> _Exercise instructions_: Only the pictures are left out: repeat the rest of the entries exactly.

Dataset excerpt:
——————————
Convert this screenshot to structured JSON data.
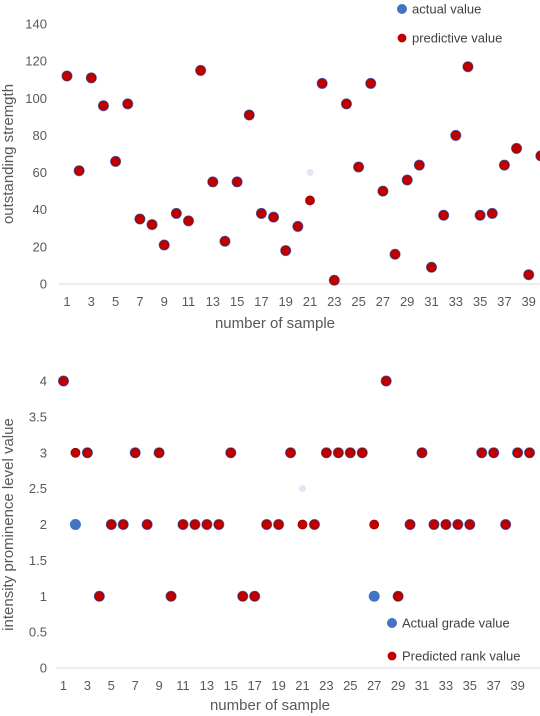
{
  "chart_data": [
    {
      "type": "scatter",
      "xlabel": "number of sample",
      "ylabel": "outstanding stremgth",
      "ylim": [
        0,
        140
      ],
      "yticks": [
        "0",
        "20",
        "40",
        "60",
        "80",
        "100",
        "120",
        "140"
      ],
      "xticks": [
        "1",
        "3",
        "5",
        "7",
        "9",
        "11",
        "13",
        "15",
        "17",
        "19",
        "21",
        "23",
        "25",
        "27",
        "29",
        "31",
        "33",
        "35",
        "37",
        "39"
      ],
      "legend_position": "top-right",
      "grid": false,
      "series": [
        {
          "name": "actual value",
          "color": "#4472c4",
          "x": [
            1,
            2,
            3,
            4,
            5,
            6,
            7,
            8,
            9,
            10,
            11,
            12,
            13,
            14,
            15,
            16,
            17,
            18,
            19,
            20,
            21,
            22,
            23,
            24,
            25,
            26,
            27,
            28,
            29,
            30,
            31,
            32,
            33,
            34,
            35,
            36,
            37,
            38,
            39,
            40
          ],
          "y": [
            112,
            61,
            111,
            96,
            66,
            97,
            35,
            32,
            21,
            38,
            34,
            115,
            55,
            23,
            55,
            91,
            38,
            36,
            18,
            31,
            60,
            108,
            2,
            97,
            63,
            108,
            50,
            16,
            56,
            64,
            9,
            37,
            80,
            117,
            37,
            38,
            64,
            73,
            5,
            69
          ]
        },
        {
          "name": "predictive value",
          "color": "#c00000",
          "x": [
            1,
            2,
            3,
            4,
            5,
            6,
            7,
            8,
            9,
            10,
            11,
            12,
            13,
            14,
            15,
            16,
            17,
            18,
            19,
            20,
            21,
            22,
            23,
            24,
            25,
            26,
            27,
            28,
            29,
            30,
            31,
            32,
            33,
            34,
            35,
            36,
            37,
            38,
            39,
            40
          ],
          "y": [
            112,
            61,
            111,
            96,
            66,
            97,
            35,
            32,
            21,
            38,
            34,
            115,
            55,
            23,
            55,
            91,
            38,
            36,
            18,
            31,
            45,
            108,
            2,
            97,
            63,
            108,
            50,
            16,
            56,
            64,
            9,
            37,
            80,
            117,
            37,
            38,
            64,
            73,
            5,
            69
          ]
        }
      ]
    },
    {
      "type": "scatter",
      "xlabel": "number of sample",
      "ylabel": "intensity prominence level value",
      "ylim": [
        0,
        4
      ],
      "yticks": [
        "0",
        "0.5",
        "1",
        "1.5",
        "2",
        "2.5",
        "3",
        "3.5",
        "4"
      ],
      "xticks": [
        "1",
        "3",
        "5",
        "7",
        "9",
        "11",
        "13",
        "15",
        "17",
        "19",
        "21",
        "23",
        "25",
        "27",
        "29",
        "31",
        "33",
        "35",
        "37",
        "39"
      ],
      "legend_position": "bottom-right",
      "grid": false,
      "series": [
        {
          "name": "Actual grade value",
          "color": "#4472c4",
          "x": [
            1,
            2,
            3,
            4,
            5,
            6,
            7,
            8,
            9,
            10,
            11,
            12,
            13,
            14,
            15,
            16,
            17,
            18,
            19,
            20,
            21,
            22,
            23,
            24,
            25,
            26,
            27,
            28,
            29,
            30,
            31,
            32,
            33,
            34,
            35,
            36,
            37,
            38,
            39,
            40
          ],
          "y": [
            4,
            2,
            3,
            1,
            2,
            2,
            3,
            2,
            3,
            1,
            2,
            2,
            2,
            2,
            3,
            1,
            1,
            2,
            2,
            3,
            2.5,
            2,
            3,
            3,
            3,
            3,
            1,
            4,
            1,
            2,
            3,
            2,
            2,
            2,
            2,
            3,
            3,
            2,
            3,
            3
          ]
        },
        {
          "name": "Predicted rank value",
          "color": "#c00000",
          "x": [
            1,
            2,
            3,
            4,
            5,
            6,
            7,
            8,
            9,
            10,
            11,
            12,
            13,
            14,
            15,
            16,
            17,
            18,
            19,
            20,
            21,
            22,
            23,
            24,
            25,
            26,
            27,
            28,
            29,
            30,
            31,
            32,
            33,
            34,
            35,
            36,
            37,
            38,
            39,
            40
          ],
          "y": [
            4,
            3,
            3,
            1,
            2,
            2,
            3,
            2,
            3,
            1,
            2,
            2,
            2,
            2,
            3,
            1,
            1,
            2,
            2,
            3,
            2,
            2,
            3,
            3,
            3,
            3,
            2,
            4,
            1,
            2,
            3,
            2,
            2,
            2,
            2,
            3,
            3,
            2,
            3,
            3
          ]
        }
      ]
    }
  ]
}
——————————
> _Full solution_:
Convert this screenshot to structured JSON data.
{
  "chart_data": [
    {
      "type": "scatter",
      "xlabel": "number of sample",
      "ylabel": "outstanding stremgth",
      "ylim": [
        0,
        140
      ],
      "yticks": [
        "0",
        "20",
        "40",
        "60",
        "80",
        "100",
        "120",
        "140"
      ],
      "xticks": [
        "1",
        "3",
        "5",
        "7",
        "9",
        "11",
        "13",
        "15",
        "17",
        "19",
        "21",
        "23",
        "25",
        "27",
        "29",
        "31",
        "33",
        "35",
        "37",
        "39"
      ],
      "legend_position": "top-right",
      "grid": false,
      "series": [
        {
          "name": "actual value",
          "color": "#4472c4",
          "x": [
            1,
            2,
            3,
            4,
            5,
            6,
            7,
            8,
            9,
            10,
            11,
            12,
            13,
            14,
            15,
            16,
            17,
            18,
            19,
            20,
            21,
            22,
            23,
            24,
            25,
            26,
            27,
            28,
            29,
            30,
            31,
            32,
            33,
            34,
            35,
            36,
            37,
            38,
            39,
            40
          ],
          "y": [
            112,
            61,
            111,
            96,
            66,
            97,
            35,
            32,
            21,
            38,
            34,
            115,
            55,
            23,
            55,
            91,
            38,
            36,
            18,
            31,
            60,
            108,
            2,
            97,
            63,
            108,
            50,
            16,
            56,
            64,
            9,
            37,
            80,
            117,
            37,
            38,
            64,
            73,
            5,
            69
          ]
        },
        {
          "name": "predictive value",
          "color": "#c00000",
          "x": [
            1,
            2,
            3,
            4,
            5,
            6,
            7,
            8,
            9,
            10,
            11,
            12,
            13,
            14,
            15,
            16,
            17,
            18,
            19,
            20,
            21,
            22,
            23,
            24,
            25,
            26,
            27,
            28,
            29,
            30,
            31,
            32,
            33,
            34,
            35,
            36,
            37,
            38,
            39,
            40
          ],
          "y": [
            112,
            61,
            111,
            96,
            66,
            97,
            35,
            32,
            21,
            38,
            34,
            115,
            55,
            23,
            55,
            91,
            38,
            36,
            18,
            31,
            45,
            108,
            2,
            97,
            63,
            108,
            50,
            16,
            56,
            64,
            9,
            37,
            80,
            117,
            37,
            38,
            64,
            73,
            5,
            69
          ]
        }
      ]
    },
    {
      "type": "scatter",
      "xlabel": "number of sample",
      "ylabel": "intensity prominence level value",
      "ylim": [
        0,
        4
      ],
      "yticks": [
        "0",
        "0.5",
        "1",
        "1.5",
        "2",
        "2.5",
        "3",
        "3.5",
        "4"
      ],
      "xticks": [
        "1",
        "3",
        "5",
        "7",
        "9",
        "11",
        "13",
        "15",
        "17",
        "19",
        "21",
        "23",
        "25",
        "27",
        "29",
        "31",
        "33",
        "35",
        "37",
        "39"
      ],
      "legend_position": "bottom-right",
      "grid": false,
      "series": [
        {
          "name": "Actual grade value",
          "color": "#4472c4",
          "x": [
            1,
            2,
            3,
            4,
            5,
            6,
            7,
            8,
            9,
            10,
            11,
            12,
            13,
            14,
            15,
            16,
            17,
            18,
            19,
            20,
            21,
            22,
            23,
            24,
            25,
            26,
            27,
            28,
            29,
            30,
            31,
            32,
            33,
            34,
            35,
            36,
            37,
            38,
            39,
            40
          ],
          "y": [
            4,
            2,
            3,
            1,
            2,
            2,
            3,
            2,
            3,
            1,
            2,
            2,
            2,
            2,
            3,
            1,
            1,
            2,
            2,
            3,
            2.5,
            2,
            3,
            3,
            3,
            3,
            1,
            4,
            1,
            2,
            3,
            2,
            2,
            2,
            2,
            3,
            3,
            2,
            3,
            3
          ]
        },
        {
          "name": "Predicted rank value",
          "color": "#c00000",
          "x": [
            1,
            2,
            3,
            4,
            5,
            6,
            7,
            8,
            9,
            10,
            11,
            12,
            13,
            14,
            15,
            16,
            17,
            18,
            19,
            20,
            21,
            22,
            23,
            24,
            25,
            26,
            27,
            28,
            29,
            30,
            31,
            32,
            33,
            34,
            35,
            36,
            37,
            38,
            39,
            40
          ],
          "y": [
            4,
            3,
            3,
            1,
            2,
            2,
            3,
            2,
            3,
            1,
            2,
            2,
            2,
            2,
            3,
            1,
            1,
            2,
            2,
            3,
            2,
            2,
            3,
            3,
            3,
            3,
            2,
            4,
            1,
            2,
            3,
            2,
            2,
            2,
            2,
            3,
            3,
            2,
            3,
            3
          ]
        }
      ]
    }
  ]
}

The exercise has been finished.